*Material for this exercise:*
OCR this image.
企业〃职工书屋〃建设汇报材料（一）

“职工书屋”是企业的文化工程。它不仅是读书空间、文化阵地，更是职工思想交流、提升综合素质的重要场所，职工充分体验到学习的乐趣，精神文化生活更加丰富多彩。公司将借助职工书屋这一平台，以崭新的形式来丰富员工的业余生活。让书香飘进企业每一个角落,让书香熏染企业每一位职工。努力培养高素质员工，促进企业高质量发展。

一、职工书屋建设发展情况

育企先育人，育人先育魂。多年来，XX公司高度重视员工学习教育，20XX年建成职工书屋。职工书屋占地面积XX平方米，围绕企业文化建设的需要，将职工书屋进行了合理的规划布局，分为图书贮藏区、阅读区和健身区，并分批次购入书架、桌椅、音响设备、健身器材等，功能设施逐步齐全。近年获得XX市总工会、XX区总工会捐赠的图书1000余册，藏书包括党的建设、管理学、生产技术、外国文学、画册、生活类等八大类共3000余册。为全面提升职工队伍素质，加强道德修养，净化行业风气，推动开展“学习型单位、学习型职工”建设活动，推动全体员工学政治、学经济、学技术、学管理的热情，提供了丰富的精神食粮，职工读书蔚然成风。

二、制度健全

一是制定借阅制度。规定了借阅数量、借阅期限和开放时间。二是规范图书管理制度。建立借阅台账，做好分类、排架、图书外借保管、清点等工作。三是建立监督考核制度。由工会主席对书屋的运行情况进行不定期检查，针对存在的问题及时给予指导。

*Problem:*
Reproduce all of the records exactly.

*Answer to this task:*
OCR this image.
企业〃职工书屋〃建设汇报材料（一）

“职工书屋”是企业的文化工程。它不仅是读书空间、文化阵地，更是职工思想交流、提升综合素质的重要场所，职工充分体验到学习的乐趣，精神文化生活更加丰富多彩。公司将借助职工书屋这一平台，以崭新的形式来丰富员工的业余生活。让书香飘进企业每一个角落,让书香熏染企业每一位职工。努力培养高素质员工，促进企业高质量发展。

一、职工书屋建设发展情况

育企先育人，育人先育魂。多年来，XX公司高度重视员工学习教育，20XX年建成职工书屋。职工书屋占地面积XX平方米，围绕企业文化建设的需要，将职工书屋进行了合理的规划布局，分为图书贮藏区、阅读区和健身区，并分批次购入书架、桌椅、音响设备、健身器材等，功能设施逐步齐全。近年获得XX市总工会、XX区总工会捐赠的图书1000余册，藏书包括党的建设、管理学、生产技术、外国文学、画册、生活类等八大类共3000余册。为全面提升职工队伍素质，加强道德修养，净化行业风气，推动开展“学习型单位、学习型职工”建设活动，推动全体员工学政治、学经济、学技术、学管理的热情，提供了丰富的精神食粮，职工读书蔚然成风。

二、制度健全

一是制定借阅制度。规定了借阅数量、借阅期限和开放时间。二是规范图书管理制度。建立借阅台账，做好分类、排架、图书外借保管、清点等工作。三是建立监督考核制度。由工会主席对书屋的运行情况进行不定期检查，针对存在的问题及时给予指导。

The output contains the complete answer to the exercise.